"""

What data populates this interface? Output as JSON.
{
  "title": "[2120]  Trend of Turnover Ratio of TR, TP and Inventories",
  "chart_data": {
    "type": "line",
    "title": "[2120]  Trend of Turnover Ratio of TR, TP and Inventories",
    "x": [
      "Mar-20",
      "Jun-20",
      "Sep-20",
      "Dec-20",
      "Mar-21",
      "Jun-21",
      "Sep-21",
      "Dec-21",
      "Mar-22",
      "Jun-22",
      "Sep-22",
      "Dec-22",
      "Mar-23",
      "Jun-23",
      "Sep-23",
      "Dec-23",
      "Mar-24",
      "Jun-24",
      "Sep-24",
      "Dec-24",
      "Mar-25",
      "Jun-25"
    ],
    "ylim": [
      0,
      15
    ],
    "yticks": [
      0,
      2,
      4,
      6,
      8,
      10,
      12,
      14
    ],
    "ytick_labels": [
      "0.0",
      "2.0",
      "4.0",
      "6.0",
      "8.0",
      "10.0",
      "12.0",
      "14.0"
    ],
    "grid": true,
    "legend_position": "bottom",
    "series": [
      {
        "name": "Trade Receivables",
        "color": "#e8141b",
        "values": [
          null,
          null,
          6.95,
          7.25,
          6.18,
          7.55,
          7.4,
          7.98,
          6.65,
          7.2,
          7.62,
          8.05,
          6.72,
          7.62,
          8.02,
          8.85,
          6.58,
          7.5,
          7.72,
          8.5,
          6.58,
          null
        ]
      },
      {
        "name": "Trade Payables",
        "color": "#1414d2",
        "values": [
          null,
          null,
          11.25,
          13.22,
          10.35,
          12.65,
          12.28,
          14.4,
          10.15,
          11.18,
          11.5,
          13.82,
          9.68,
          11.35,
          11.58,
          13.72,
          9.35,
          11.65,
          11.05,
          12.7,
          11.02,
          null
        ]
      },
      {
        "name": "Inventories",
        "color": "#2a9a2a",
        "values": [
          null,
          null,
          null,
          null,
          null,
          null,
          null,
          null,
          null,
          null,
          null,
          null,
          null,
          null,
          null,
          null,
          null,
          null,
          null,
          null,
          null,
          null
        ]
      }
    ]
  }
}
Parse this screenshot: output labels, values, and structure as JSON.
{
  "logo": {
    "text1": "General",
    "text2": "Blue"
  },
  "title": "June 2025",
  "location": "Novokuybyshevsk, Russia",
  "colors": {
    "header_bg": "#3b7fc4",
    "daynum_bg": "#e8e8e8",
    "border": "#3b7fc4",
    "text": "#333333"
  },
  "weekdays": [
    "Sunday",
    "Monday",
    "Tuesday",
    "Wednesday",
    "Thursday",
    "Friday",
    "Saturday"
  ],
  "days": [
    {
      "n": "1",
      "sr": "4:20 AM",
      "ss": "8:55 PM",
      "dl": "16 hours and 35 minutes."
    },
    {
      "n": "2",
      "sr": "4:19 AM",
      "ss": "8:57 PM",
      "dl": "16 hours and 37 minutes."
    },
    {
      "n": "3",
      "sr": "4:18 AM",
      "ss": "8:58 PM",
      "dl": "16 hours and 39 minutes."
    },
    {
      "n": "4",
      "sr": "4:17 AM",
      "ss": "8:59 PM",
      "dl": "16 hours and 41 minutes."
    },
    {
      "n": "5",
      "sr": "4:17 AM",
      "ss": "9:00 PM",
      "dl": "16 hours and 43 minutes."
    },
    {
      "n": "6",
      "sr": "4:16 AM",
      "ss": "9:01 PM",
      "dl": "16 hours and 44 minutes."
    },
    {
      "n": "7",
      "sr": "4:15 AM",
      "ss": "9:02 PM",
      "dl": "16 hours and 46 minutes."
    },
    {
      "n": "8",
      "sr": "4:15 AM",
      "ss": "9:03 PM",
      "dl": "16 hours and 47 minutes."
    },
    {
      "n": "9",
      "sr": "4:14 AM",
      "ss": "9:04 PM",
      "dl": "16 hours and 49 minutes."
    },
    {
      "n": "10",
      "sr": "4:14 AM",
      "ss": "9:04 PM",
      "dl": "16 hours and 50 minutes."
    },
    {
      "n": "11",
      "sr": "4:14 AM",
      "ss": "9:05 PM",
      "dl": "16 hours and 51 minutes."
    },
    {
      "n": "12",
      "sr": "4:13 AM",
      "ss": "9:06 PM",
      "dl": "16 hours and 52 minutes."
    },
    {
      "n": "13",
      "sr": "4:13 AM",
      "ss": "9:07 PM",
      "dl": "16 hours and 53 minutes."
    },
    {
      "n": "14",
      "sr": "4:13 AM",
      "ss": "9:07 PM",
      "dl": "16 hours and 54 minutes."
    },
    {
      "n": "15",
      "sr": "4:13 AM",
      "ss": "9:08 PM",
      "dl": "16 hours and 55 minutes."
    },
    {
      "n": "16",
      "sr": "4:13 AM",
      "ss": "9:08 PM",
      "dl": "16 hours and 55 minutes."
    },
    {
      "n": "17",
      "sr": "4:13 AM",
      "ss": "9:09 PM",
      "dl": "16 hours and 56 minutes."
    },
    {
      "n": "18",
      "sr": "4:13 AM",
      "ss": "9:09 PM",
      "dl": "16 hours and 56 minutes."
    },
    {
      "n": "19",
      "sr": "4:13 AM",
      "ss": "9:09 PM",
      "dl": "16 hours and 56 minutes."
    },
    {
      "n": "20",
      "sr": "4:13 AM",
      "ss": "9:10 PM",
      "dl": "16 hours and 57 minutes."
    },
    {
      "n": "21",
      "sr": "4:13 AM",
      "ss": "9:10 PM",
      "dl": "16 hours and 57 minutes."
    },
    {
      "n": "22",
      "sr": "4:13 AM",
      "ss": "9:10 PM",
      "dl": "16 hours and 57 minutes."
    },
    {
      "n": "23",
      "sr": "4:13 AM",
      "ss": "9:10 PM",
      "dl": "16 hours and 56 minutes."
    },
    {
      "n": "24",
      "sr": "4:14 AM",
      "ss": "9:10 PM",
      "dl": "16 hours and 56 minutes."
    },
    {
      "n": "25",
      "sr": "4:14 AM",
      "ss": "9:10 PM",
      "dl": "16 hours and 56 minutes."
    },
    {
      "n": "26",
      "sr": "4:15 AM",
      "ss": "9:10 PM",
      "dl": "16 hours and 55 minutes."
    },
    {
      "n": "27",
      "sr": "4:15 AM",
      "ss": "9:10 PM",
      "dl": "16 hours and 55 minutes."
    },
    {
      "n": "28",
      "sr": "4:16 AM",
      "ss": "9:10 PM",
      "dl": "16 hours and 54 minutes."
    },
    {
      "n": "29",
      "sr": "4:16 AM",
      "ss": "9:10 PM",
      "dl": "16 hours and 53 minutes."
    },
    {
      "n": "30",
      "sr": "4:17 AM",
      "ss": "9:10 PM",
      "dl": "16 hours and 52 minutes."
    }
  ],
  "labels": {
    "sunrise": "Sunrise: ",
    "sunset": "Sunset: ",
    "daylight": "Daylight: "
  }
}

"""

All records above must be set down exactly, please.

What data populates this interface? Output as JSON.
{
  "title": "[2120]  Trend of Turnover Ratio of TR, TP and Inventories",
  "chart_data": {
    "type": "line",
    "title": "[2120]  Trend of Turnover Ratio of TR, TP and Inventories",
    "x": [
      "Mar-20",
      "Jun-20",
      "Sep-20",
      "Dec-20",
      "Mar-21",
      "Jun-21",
      "Sep-21",
      "Dec-21",
      "Mar-22",
      "Jun-22",
      "Sep-22",
      "Dec-22",
      "Mar-23",
      "Jun-23",
      "Sep-23",
      "Dec-23",
      "Mar-24",
      "Jun-24",
      "Sep-24",
      "Dec-24",
      "Mar-25",
      "Jun-25"
    ],
    "ylim": [
      0,
      15
    ],
    "yticks": [
      0,
      2,
      4,
      6,
      8,
      10,
      12,
      14
    ],
    "ytick_labels": [
      "0.0",
      "2.0",
      "4.0",
      "6.0",
      "8.0",
      "10.0",
      "12.0",
      "14.0"
    ],
    "grid": true,
    "legend_position": "bottom",
    "series": [
      {
        "name": "Trade Receivables",
        "color": "#e8141b",
        "values": [
          null,
          null,
          6.95,
          7.25,
          6.18,
          7.55,
          7.4,
          7.98,
          6.65,
          7.2,
          7.62,
          8.05,
          6.72,
          7.62,
          8.02,
          8.85,
          6.58,
          7.5,
          7.72,
          8.5,
          6.58,
          null
        ]
      },
      {
        "name": "Trade Payables",
        "color": "#1414d2",
        "values": [
          null,
          null,
          11.25,
          13.22,
          10.35,
          12.65,
          12.28,
          14.4,
          10.15,
          11.18,
          11.5,
          13.82,
          9.68,
          11.35,
          11.58,
          13.72,
          9.35,
          11.65,
          11.05,
          12.7,
          11.02,
          null
        ]
      },
      {
        "name": "Inventories",
        "color": "#2a9a2a",
        "values": [
          null,
          null,
          null,
          null,
          null,
          null,
          null,
          null,
          null,
          null,
          null,
          null,
          null,
          null,
          null,
          null,
          null,
          null,
          null,
          null,
          null,
          null
        ]
      }
    ]
  }
}
Parse this screenshot: output labels, values, and structure as JSON.
{
  "logo": {
    "text1": "General",
    "text2": "Blue"
  },
  "title": "June 2025",
  "location": "Novokuybyshevsk, Russia",
  "colors": {
    "header_bg": "#3b7fc4",
    "daynum_bg": "#e8e8e8",
    "border": "#3b7fc4",
    "text": "#333333"
  },
  "weekdays": [
    "Sunday",
    "Monday",
    "Tuesday",
    "Wednesday",
    "Thursday",
    "Friday",
    "Saturday"
  ],
  "days": [
    {
      "n": "1",
      "sr": "4:20 AM",
      "ss": "8:55 PM",
      "dl": "16 hours and 35 minutes."
    },
    {
      "n": "2",
      "sr": "4:19 AM",
      "ss": "8:57 PM",
      "dl": "16 hours and 37 minutes."
    },
    {
      "n": "3",
      "sr": "4:18 AM",
      "ss": "8:58 PM",
      "dl": "16 hours and 39 minutes."
    },
    {
      "n": "4",
      "sr": "4:17 AM",
      "ss": "8:59 PM",
      "dl": "16 hours and 41 minutes."
    },
    {
      "n": "5",
      "sr": "4:17 AM",
      "ss": "9:00 PM",
      "dl": "16 hours and 43 minutes."
    },
    {
      "n": "6",
      "sr": "4:16 AM",
      "ss": "9:01 PM",
      "dl": "16 hours and 44 minutes."
    },
    {
      "n": "7",
      "sr": "4:15 AM",
      "ss": "9:02 PM",
      "dl": "16 hours and 46 minutes."
    },
    {
      "n": "8",
      "sr": "4:15 AM",
      "ss": "9:03 PM",
      "dl": "16 hours and 47 minutes."
    },
    {
      "n": "9",
      "sr": "4:14 AM",
      "ss": "9:04 PM",
      "dl": "16 hours and 49 minutes."
    },
    {
      "n": "10",
      "sr": "4:14 AM",
      "ss": "9:04 PM",
      "dl": "16 hours and 50 minutes."
    },
    {
      "n": "11",
      "sr": "4:14 AM",
      "ss": "9:05 PM",
      "dl": "16 hours and 51 minutes."
    },
    {
      "n": "12",
      "sr": "4:13 AM",
      "ss": "9:06 PM",
      "dl": "16 hours and 52 minutes."
    },
    {
      "n": "13",
      "sr": "4:13 AM",
      "ss": "9:07 PM",
      "dl": "16 hours and 53 minutes."
    },
    {
      "n": "14",
      "sr": "4:13 AM",
      "ss": "9:07 PM",
      "dl": "16 hours and 54 minutes."
    },
    {
      "n": "15",
      "sr": "4:13 AM",
      "ss": "9:08 PM",
      "dl": "16 hours and 55 minutes."
    },
    {
      "n": "16",
      "sr": "4:13 AM",
      "ss": "9:08 PM",
      "dl": "16 hours and 55 minutes."
    },
    {
      "n": "17",
      "sr": "4:13 AM",
      "ss": "9:09 PM",
      "dl": "16 hours and 56 minutes."
    },
    {
      "n": "18",
      "sr": "4:13 AM",
      "ss": "9:09 PM",
      "dl": "16 hours and 56 minutes."
    },
    {
      "n": "19",
      "sr": "4:13 AM",
      "ss": "9:09 PM",
      "dl": "16 hours and 56 minutes."
    },
    {
      "n": "20",
      "sr": "4:13 AM",
      "ss": "9:10 PM",
      "dl": "16 hours and 57 minutes."
    },
    {
      "n": "21",
      "sr": "4:13 AM",
      "ss": "9:10 PM",
      "dl": "16 hours and 57 minutes."
    },
    {
      "n": "22",
      "sr": "4:13 AM",
      "ss": "9:10 PM",
      "dl": "16 hours and 57 minutes."
    },
    {
      "n": "23",
      "sr": "4:13 AM",
      "ss": "9:10 PM",
      "dl": "16 hours and 56 minutes."
    },
    {
      "n": "24",
      "sr": "4:14 AM",
      "ss": "9:10 PM",
      "dl": "16 hours and 56 minutes."
    },
    {
      "n": "25",
      "sr": "4:14 AM",
      "ss": "9:10 PM",
      "dl": "16 hours and 56 minutes."
    },
    {
      "n": "26",
      "sr": "4:15 AM",
      "ss": "9:10 PM",
      "dl": "16 hours and 55 minutes."
    },
    {
      "n": "27",
      "sr": "4:15 AM",
      "ss": "9:10 PM",
      "dl": "16 hours and 55 minutes."
    },
    {
      "n": "28",
      "sr": "4:16 AM",
      "ss": "9:10 PM",
      "dl": "16 hours and 54 minutes."
    },
    {
      "n": "29",
      "sr": "4:16 AM",
      "ss": "9:10 PM",
      "dl": "16 hours and 53 minutes."
    },
    {
      "n": "30",
      "sr": "4:17 AM",
      "ss": "9:10 PM",
      "dl": "16 hours and 52 minutes."
    }
  ],
  "labels": {
    "sunrise": "Sunrise: ",
    "sunset": "Sunset: ",
    "daylight": "Daylight: "
  }
}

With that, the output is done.